## Given problem
Transcribe the lines below verbatim, skipping the images.

## Data
+-------+

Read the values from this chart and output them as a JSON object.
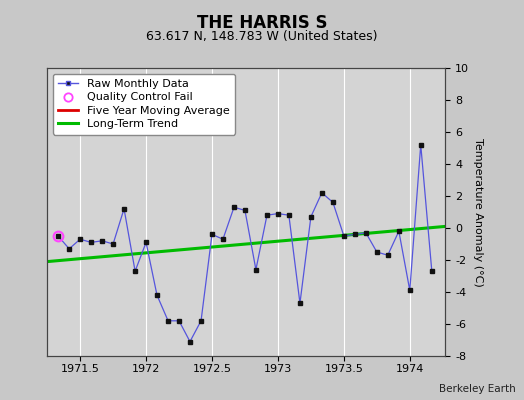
{
  "title": "THE HARRIS S",
  "subtitle": "63.617 N, 148.783 W (United States)",
  "ylabel": "Temperature Anomaly (°C)",
  "watermark": "Berkeley Earth",
  "xlim": [
    1971.25,
    1974.27
  ],
  "ylim": [
    -8,
    10
  ],
  "yticks": [
    -8,
    -6,
    -4,
    -2,
    0,
    2,
    4,
    6,
    8,
    10
  ],
  "xticks": [
    1971.5,
    1972.0,
    1972.5,
    1973.0,
    1973.5,
    1974.0
  ],
  "xtick_labels": [
    "1971.5",
    "1972",
    "1972.5",
    "1973",
    "1973.5",
    "1974"
  ],
  "background_color": "#c8c8c8",
  "plot_bg_color": "#d4d4d4",
  "grid_color": "#ffffff",
  "raw_x": [
    1971.333,
    1971.417,
    1971.5,
    1971.583,
    1971.667,
    1971.75,
    1971.833,
    1971.917,
    1972.0,
    1972.083,
    1972.167,
    1972.25,
    1972.333,
    1972.417,
    1972.5,
    1972.583,
    1972.667,
    1972.75,
    1972.833,
    1972.917,
    1973.0,
    1973.083,
    1973.167,
    1973.25,
    1973.333,
    1973.417,
    1973.5,
    1973.583,
    1973.667,
    1973.75,
    1973.833,
    1973.917,
    1974.0,
    1974.083,
    1974.167
  ],
  "raw_y": [
    -0.5,
    -1.3,
    -0.7,
    -0.9,
    -0.8,
    -1.0,
    1.2,
    -2.7,
    -0.9,
    -4.2,
    -5.8,
    -5.8,
    -7.1,
    -5.8,
    -0.4,
    -0.7,
    1.3,
    1.1,
    -2.6,
    0.8,
    0.9,
    0.8,
    -4.7,
    0.7,
    2.2,
    1.6,
    -0.5,
    -0.4,
    -0.3,
    -1.5,
    -1.7,
    -0.2,
    -3.9,
    5.2,
    -2.7
  ],
  "qc_fail_x": [
    1971.333
  ],
  "qc_fail_y": [
    -0.5
  ],
  "trend_x": [
    1971.25,
    1974.27
  ],
  "trend_y": [
    -2.1,
    0.1
  ],
  "raw_line_color": "#5555dd",
  "raw_marker_color": "#111111",
  "qc_color": "#ff44ff",
  "trend_color": "#00bb00",
  "mavg_color": "#dd0000",
  "legend_fontsize": 8,
  "title_fontsize": 12,
  "subtitle_fontsize": 9,
  "axis_fontsize": 8,
  "ylabel_fontsize": 8
}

+-------+

## Response below
Read the values from this chart and output them as a JSON object.
{
  "title": "THE HARRIS S",
  "subtitle": "63.617 N, 148.783 W (United States)",
  "ylabel": "Temperature Anomaly (°C)",
  "watermark": "Berkeley Earth",
  "xlim": [
    1971.25,
    1974.27
  ],
  "ylim": [
    -8,
    10
  ],
  "yticks": [
    -8,
    -6,
    -4,
    -2,
    0,
    2,
    4,
    6,
    8,
    10
  ],
  "xticks": [
    1971.5,
    1972.0,
    1972.5,
    1973.0,
    1973.5,
    1974.0
  ],
  "xtick_labels": [
    "1971.5",
    "1972",
    "1972.5",
    "1973",
    "1973.5",
    "1974"
  ],
  "background_color": "#c8c8c8",
  "plot_bg_color": "#d4d4d4",
  "grid_color": "#ffffff",
  "raw_x": [
    1971.333,
    1971.417,
    1971.5,
    1971.583,
    1971.667,
    1971.75,
    1971.833,
    1971.917,
    1972.0,
    1972.083,
    1972.167,
    1972.25,
    1972.333,
    1972.417,
    1972.5,
    1972.583,
    1972.667,
    1972.75,
    1972.833,
    1972.917,
    1973.0,
    1973.083,
    1973.167,
    1973.25,
    1973.333,
    1973.417,
    1973.5,
    1973.583,
    1973.667,
    1973.75,
    1973.833,
    1973.917,
    1974.0,
    1974.083,
    1974.167
  ],
  "raw_y": [
    -0.5,
    -1.3,
    -0.7,
    -0.9,
    -0.8,
    -1.0,
    1.2,
    -2.7,
    -0.9,
    -4.2,
    -5.8,
    -5.8,
    -7.1,
    -5.8,
    -0.4,
    -0.7,
    1.3,
    1.1,
    -2.6,
    0.8,
    0.9,
    0.8,
    -4.7,
    0.7,
    2.2,
    1.6,
    -0.5,
    -0.4,
    -0.3,
    -1.5,
    -1.7,
    -0.2,
    -3.9,
    5.2,
    -2.7
  ],
  "qc_fail_x": [
    1971.333
  ],
  "qc_fail_y": [
    -0.5
  ],
  "trend_x": [
    1971.25,
    1974.27
  ],
  "trend_y": [
    -2.1,
    0.1
  ],
  "raw_line_color": "#5555dd",
  "raw_marker_color": "#111111",
  "qc_color": "#ff44ff",
  "trend_color": "#00bb00",
  "mavg_color": "#dd0000",
  "legend_fontsize": 8,
  "title_fontsize": 12,
  "subtitle_fontsize": 9,
  "axis_fontsize": 8,
  "ylabel_fontsize": 8
}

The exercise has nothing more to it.